Identify all lines below that hold "windsock" and collect them.

:: Data for processing

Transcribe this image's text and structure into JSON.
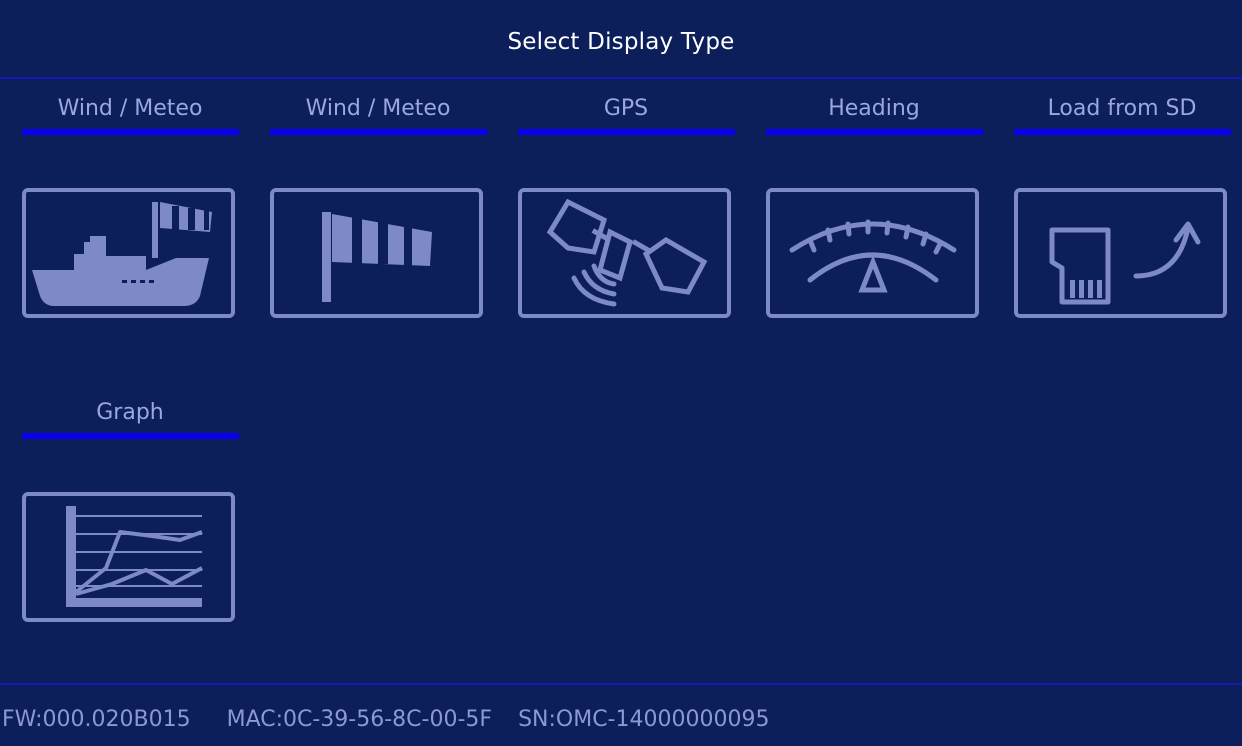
{
  "header": {
    "title": "Select Display Type"
  },
  "display_types": [
    {
      "label": "Wind / Meteo",
      "icon": "boat-windsock-icon"
    },
    {
      "label": "Wind / Meteo",
      "icon": "windsock-icon"
    },
    {
      "label": "GPS",
      "icon": "satellite-icon"
    },
    {
      "label": "Heading",
      "icon": "heading-gauge-icon"
    },
    {
      "label": "Load from SD",
      "icon": "sd-card-load-icon"
    },
    {
      "label": "Graph",
      "icon": "line-graph-icon"
    }
  ],
  "footer": {
    "fw": "FW:000.020B015",
    "mac": "MAC:0C-39-56-8C-00-5F",
    "sn": "SN:OMC-14000000095"
  },
  "colors": {
    "background": "#0c1f5a",
    "divider": "#1818b0",
    "underline": "#0a00f0",
    "icon": "#7e89c8",
    "title_text": "#ffffff",
    "label_text": "#9ca6df"
  }
}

::::

● **Problem solution**:
      "icon": "boat-windsock-icon"
      "icon": "windsock-icon"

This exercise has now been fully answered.